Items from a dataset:
################

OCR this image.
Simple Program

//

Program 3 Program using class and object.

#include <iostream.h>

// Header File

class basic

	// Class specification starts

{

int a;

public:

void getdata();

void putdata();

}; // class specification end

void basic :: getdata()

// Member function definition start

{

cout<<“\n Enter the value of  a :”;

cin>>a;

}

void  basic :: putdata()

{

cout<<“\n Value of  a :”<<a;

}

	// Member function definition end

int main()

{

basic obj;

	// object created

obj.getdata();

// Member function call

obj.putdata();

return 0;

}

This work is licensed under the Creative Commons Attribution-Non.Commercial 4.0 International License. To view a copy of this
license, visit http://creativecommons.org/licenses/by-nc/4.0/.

################

Work instructions: Identify the lines that hold the word "basic". Copy every one of them.

Written response:
class basic
void basic :: getdata()
void  basic :: putdata()
basic obj;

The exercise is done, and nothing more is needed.